» Supplied records

((

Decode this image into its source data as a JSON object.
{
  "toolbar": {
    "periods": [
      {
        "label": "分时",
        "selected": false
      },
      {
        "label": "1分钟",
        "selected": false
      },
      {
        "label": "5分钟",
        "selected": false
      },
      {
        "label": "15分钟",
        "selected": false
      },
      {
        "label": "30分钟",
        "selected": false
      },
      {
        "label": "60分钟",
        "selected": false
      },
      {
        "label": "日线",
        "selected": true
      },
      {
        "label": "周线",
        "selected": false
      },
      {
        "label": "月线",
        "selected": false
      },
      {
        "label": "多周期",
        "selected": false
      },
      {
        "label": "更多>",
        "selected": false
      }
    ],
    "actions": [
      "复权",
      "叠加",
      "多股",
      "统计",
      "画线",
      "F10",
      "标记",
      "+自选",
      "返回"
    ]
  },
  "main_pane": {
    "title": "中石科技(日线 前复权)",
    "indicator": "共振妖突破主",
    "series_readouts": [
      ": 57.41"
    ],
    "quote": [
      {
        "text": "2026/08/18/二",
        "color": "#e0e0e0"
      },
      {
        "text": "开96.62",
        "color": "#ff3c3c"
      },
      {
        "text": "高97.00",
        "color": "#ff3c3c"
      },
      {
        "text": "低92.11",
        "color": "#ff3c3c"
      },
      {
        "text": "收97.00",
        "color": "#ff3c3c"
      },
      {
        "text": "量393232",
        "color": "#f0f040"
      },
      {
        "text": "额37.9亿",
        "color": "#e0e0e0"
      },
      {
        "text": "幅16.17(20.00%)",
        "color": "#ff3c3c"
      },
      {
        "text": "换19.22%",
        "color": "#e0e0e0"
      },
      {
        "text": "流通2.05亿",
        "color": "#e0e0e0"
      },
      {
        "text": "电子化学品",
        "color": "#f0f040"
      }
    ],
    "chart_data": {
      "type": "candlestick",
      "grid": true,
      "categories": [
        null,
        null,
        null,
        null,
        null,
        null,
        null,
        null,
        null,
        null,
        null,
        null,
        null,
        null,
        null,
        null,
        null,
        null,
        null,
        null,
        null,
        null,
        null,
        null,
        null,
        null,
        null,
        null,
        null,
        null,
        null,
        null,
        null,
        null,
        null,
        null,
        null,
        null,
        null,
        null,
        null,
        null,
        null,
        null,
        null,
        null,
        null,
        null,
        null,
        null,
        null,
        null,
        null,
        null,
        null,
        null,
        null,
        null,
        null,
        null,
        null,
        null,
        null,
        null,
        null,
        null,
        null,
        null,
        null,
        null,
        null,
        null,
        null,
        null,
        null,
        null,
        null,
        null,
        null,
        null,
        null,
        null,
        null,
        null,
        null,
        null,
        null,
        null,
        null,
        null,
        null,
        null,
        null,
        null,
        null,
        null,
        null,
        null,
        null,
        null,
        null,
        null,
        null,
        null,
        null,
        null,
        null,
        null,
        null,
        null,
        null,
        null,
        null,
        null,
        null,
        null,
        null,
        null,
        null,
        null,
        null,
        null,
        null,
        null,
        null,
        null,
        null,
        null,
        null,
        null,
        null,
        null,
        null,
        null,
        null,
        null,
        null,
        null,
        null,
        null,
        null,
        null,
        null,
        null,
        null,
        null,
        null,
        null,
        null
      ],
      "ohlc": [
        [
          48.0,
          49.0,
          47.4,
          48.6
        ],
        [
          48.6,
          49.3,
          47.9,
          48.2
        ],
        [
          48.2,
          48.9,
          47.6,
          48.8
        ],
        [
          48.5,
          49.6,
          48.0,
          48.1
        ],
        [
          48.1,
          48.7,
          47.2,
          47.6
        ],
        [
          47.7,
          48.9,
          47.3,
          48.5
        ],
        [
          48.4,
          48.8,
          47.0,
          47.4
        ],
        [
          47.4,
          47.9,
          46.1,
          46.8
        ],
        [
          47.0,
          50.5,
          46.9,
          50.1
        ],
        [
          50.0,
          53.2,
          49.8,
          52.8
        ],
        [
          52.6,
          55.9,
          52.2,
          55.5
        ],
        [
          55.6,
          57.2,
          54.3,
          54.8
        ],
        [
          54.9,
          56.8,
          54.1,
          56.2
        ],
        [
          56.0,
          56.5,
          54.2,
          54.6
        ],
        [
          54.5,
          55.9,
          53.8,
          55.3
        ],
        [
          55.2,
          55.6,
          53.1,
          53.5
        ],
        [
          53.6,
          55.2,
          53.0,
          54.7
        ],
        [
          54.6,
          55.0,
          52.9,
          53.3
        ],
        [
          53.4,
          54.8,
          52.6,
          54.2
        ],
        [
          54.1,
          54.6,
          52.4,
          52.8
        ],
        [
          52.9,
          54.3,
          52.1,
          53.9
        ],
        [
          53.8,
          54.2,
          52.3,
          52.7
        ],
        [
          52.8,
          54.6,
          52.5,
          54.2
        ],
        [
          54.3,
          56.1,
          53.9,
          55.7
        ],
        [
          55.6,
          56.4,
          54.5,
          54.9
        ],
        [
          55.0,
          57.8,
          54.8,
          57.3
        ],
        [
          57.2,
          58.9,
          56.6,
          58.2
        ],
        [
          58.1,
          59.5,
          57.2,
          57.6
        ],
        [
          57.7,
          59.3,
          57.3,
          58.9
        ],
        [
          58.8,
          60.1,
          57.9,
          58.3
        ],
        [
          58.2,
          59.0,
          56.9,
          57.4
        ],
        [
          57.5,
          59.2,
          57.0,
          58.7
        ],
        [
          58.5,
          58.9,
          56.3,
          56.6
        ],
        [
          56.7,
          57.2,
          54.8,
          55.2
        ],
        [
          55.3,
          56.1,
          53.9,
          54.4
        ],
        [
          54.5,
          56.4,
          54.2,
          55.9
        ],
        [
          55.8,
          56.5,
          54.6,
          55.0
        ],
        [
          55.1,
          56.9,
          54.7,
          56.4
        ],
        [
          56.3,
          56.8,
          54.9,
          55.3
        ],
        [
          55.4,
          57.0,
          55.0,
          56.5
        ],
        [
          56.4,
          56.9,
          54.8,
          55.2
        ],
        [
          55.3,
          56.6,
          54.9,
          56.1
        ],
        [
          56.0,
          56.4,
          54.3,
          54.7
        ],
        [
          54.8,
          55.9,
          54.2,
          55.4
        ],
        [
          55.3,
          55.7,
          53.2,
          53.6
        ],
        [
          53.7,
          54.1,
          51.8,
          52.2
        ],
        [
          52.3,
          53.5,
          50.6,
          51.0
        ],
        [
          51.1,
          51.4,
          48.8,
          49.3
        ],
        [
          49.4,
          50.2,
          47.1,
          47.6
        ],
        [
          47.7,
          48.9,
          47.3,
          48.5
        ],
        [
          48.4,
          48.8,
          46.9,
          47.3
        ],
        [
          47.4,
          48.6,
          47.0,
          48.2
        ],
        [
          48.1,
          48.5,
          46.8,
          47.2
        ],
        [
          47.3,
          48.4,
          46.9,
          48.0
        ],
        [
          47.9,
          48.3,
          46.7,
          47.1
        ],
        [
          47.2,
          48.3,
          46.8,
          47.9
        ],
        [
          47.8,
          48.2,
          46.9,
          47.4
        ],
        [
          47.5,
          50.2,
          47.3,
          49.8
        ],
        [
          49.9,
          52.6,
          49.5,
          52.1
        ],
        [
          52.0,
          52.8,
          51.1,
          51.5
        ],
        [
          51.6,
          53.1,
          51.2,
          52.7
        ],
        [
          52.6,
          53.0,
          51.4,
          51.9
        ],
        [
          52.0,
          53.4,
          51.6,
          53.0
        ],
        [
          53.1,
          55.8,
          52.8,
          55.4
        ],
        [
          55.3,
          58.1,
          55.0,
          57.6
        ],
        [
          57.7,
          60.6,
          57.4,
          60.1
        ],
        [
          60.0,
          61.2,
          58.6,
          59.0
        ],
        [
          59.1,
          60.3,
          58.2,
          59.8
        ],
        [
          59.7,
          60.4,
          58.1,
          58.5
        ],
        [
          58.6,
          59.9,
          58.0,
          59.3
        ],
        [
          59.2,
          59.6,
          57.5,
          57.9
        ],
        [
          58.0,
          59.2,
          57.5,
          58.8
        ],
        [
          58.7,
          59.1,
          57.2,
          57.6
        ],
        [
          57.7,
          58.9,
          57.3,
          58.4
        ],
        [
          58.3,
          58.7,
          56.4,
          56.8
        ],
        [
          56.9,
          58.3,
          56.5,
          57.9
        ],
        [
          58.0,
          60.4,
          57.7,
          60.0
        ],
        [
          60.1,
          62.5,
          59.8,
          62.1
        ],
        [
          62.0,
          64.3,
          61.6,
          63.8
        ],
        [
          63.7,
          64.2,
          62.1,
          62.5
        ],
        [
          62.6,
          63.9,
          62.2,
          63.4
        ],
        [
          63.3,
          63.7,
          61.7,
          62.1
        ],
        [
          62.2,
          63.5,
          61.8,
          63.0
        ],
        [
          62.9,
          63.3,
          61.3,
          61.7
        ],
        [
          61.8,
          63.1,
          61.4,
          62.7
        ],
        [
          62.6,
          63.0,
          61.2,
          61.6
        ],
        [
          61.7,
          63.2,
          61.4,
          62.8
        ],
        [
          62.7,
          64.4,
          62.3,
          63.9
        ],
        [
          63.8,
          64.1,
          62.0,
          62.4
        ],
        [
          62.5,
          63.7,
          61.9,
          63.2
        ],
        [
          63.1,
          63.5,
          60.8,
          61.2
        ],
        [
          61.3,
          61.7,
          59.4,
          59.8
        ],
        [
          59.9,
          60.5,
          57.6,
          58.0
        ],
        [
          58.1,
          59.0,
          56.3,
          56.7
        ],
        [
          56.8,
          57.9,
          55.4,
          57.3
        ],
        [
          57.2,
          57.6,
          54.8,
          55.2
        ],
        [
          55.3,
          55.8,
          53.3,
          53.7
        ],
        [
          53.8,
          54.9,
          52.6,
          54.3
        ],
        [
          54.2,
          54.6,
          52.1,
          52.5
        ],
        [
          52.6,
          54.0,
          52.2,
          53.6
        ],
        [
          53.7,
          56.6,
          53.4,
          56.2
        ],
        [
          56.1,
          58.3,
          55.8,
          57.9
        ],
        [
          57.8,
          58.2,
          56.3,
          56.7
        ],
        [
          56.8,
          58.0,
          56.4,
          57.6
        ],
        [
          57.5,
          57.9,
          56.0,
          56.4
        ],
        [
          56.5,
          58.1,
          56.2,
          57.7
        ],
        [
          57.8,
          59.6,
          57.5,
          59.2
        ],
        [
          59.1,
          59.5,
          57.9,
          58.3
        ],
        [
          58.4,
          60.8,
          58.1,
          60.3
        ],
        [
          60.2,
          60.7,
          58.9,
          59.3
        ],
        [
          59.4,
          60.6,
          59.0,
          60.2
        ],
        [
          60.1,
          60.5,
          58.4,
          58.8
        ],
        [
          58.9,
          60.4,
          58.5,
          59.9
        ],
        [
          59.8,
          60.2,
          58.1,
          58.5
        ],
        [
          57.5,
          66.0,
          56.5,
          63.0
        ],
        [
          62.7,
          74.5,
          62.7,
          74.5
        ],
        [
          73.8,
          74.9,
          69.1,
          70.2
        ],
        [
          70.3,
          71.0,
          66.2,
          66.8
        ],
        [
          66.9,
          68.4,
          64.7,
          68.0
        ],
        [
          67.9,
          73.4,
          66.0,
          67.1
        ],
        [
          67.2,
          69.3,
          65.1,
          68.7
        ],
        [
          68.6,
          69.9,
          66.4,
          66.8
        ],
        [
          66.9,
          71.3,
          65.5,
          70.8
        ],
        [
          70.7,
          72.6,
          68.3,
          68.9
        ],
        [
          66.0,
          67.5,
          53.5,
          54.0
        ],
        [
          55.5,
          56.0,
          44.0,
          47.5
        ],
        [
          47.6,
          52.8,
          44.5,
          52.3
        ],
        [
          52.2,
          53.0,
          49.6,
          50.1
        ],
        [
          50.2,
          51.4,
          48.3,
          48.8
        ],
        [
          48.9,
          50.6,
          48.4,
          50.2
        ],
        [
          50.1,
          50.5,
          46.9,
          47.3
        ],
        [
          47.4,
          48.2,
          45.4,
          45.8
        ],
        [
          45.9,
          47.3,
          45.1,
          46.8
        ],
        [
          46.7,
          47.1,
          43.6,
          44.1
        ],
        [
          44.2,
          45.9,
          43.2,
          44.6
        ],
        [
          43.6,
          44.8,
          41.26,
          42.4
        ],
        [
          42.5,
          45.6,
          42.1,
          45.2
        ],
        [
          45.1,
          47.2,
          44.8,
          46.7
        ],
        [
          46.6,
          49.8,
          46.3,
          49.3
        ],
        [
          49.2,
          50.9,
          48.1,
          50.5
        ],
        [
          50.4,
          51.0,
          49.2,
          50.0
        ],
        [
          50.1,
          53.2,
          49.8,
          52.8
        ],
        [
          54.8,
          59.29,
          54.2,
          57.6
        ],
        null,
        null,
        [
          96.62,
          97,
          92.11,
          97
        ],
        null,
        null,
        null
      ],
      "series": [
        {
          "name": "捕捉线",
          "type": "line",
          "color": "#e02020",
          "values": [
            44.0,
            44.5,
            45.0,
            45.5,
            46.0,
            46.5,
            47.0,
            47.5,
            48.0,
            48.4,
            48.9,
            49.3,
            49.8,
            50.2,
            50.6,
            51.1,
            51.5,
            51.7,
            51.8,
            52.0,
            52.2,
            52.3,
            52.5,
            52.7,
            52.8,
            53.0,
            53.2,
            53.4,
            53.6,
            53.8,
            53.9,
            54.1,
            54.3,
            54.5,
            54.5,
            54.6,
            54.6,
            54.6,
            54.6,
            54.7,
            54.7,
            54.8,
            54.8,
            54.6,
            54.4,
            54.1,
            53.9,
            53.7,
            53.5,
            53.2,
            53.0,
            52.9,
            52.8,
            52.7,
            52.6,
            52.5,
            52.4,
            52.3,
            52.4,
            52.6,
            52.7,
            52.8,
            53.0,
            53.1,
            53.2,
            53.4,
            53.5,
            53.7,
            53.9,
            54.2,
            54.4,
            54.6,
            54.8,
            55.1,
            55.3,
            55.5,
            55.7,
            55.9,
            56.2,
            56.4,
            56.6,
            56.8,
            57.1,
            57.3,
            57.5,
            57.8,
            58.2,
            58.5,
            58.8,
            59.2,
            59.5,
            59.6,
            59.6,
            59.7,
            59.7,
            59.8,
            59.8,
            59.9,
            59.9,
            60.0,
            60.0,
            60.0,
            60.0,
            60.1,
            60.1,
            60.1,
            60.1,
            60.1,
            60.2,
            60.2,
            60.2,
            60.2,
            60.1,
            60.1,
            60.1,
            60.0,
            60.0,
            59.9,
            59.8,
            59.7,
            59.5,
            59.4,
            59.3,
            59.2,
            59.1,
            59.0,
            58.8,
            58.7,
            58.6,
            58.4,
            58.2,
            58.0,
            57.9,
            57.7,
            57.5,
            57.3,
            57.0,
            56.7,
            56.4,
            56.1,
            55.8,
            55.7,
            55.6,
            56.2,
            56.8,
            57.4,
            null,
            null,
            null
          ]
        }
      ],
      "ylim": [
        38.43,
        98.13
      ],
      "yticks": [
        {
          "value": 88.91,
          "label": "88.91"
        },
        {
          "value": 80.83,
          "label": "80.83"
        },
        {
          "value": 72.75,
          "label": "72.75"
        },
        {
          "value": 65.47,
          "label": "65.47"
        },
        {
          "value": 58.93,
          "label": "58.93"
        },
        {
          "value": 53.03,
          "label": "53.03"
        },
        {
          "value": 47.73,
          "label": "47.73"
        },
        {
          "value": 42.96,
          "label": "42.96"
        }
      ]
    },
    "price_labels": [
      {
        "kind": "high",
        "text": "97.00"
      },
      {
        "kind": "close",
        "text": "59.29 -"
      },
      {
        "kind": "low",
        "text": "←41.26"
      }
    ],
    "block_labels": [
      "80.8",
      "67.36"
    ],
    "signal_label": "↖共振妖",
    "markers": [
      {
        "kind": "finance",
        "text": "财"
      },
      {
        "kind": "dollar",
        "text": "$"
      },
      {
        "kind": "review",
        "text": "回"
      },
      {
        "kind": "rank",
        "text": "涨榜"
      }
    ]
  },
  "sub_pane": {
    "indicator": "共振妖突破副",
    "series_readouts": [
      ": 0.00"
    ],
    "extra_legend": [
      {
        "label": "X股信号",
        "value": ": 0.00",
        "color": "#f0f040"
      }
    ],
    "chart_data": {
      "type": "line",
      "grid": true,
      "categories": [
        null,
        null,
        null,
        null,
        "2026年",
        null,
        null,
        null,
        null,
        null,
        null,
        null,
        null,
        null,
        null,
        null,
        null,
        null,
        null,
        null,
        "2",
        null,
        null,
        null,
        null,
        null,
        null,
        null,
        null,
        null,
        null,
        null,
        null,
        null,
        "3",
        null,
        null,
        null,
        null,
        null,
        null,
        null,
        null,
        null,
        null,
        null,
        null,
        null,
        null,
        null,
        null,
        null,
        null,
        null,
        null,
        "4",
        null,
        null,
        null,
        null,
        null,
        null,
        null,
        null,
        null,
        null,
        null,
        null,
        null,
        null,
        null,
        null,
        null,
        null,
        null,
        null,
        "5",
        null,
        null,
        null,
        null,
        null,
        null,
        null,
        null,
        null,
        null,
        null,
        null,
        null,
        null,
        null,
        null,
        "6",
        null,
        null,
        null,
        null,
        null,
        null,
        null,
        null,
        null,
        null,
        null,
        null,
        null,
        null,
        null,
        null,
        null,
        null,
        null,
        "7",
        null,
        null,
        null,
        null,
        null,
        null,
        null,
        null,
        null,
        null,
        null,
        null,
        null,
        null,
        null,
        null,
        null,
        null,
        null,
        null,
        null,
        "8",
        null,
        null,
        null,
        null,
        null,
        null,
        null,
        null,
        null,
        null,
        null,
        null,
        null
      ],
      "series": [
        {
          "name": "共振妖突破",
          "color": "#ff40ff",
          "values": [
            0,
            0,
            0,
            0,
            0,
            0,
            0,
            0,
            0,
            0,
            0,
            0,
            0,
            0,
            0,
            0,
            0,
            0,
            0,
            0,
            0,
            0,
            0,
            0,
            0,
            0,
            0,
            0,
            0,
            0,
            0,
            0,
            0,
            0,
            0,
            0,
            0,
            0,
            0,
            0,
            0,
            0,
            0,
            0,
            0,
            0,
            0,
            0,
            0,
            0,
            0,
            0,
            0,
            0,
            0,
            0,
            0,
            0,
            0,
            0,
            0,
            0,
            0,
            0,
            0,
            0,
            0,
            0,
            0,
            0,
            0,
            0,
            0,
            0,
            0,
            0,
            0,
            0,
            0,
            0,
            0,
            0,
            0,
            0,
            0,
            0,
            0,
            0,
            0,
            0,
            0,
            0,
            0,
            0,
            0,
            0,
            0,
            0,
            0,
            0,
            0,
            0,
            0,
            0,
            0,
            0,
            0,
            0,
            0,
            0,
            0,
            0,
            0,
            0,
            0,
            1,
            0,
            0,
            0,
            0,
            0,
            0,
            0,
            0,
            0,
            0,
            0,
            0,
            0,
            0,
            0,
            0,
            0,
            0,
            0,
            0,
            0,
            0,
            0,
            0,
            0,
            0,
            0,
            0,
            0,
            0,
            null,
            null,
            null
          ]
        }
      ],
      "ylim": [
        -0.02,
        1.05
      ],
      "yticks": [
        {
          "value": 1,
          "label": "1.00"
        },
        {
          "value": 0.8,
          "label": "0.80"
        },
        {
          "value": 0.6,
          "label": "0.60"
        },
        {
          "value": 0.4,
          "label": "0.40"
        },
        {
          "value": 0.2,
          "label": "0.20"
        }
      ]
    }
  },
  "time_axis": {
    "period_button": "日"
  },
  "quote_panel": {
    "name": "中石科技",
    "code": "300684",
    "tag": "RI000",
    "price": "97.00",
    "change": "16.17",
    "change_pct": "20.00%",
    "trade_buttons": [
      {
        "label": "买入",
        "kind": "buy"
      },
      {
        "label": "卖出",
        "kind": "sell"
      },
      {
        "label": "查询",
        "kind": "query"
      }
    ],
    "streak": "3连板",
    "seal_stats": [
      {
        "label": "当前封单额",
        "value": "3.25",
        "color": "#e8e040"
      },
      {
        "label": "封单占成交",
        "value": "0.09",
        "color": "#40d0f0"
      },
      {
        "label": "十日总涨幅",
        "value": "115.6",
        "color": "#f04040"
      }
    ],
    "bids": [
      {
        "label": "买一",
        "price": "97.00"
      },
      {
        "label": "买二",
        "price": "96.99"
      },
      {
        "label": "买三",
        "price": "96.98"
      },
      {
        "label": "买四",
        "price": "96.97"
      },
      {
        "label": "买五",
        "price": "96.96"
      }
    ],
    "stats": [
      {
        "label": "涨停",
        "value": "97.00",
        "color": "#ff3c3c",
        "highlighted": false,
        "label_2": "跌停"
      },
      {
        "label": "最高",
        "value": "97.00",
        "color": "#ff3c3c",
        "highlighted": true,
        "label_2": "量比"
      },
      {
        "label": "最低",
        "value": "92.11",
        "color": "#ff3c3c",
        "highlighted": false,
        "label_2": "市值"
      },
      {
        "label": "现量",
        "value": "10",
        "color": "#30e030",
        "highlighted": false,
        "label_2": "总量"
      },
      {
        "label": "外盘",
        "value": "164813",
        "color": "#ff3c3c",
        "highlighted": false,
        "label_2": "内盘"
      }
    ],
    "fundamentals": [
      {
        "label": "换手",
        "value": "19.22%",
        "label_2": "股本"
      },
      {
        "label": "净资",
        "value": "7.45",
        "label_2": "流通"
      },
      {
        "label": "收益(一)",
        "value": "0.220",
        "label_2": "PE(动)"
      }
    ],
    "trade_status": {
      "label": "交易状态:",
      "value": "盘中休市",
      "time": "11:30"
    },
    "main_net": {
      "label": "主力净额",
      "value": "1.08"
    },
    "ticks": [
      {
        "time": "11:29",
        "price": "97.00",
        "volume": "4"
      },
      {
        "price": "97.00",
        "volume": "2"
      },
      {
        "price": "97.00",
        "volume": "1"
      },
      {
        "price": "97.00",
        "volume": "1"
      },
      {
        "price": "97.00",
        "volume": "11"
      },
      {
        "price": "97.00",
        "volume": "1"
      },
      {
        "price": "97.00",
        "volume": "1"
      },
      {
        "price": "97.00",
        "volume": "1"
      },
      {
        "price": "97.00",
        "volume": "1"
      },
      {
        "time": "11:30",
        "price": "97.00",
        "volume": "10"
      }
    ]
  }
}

))

» Short exercise
Reproduce each line holding the word "kind".

» Exercise output
        "kind": "high",
        "kind": "close",
        "kind": "low",
        "kind": "finance",
        "kind": "dollar",
        "kind": "review",
        "kind": "rank",
        "kind": "buy"
        "kind": "sell"
        "kind": "query"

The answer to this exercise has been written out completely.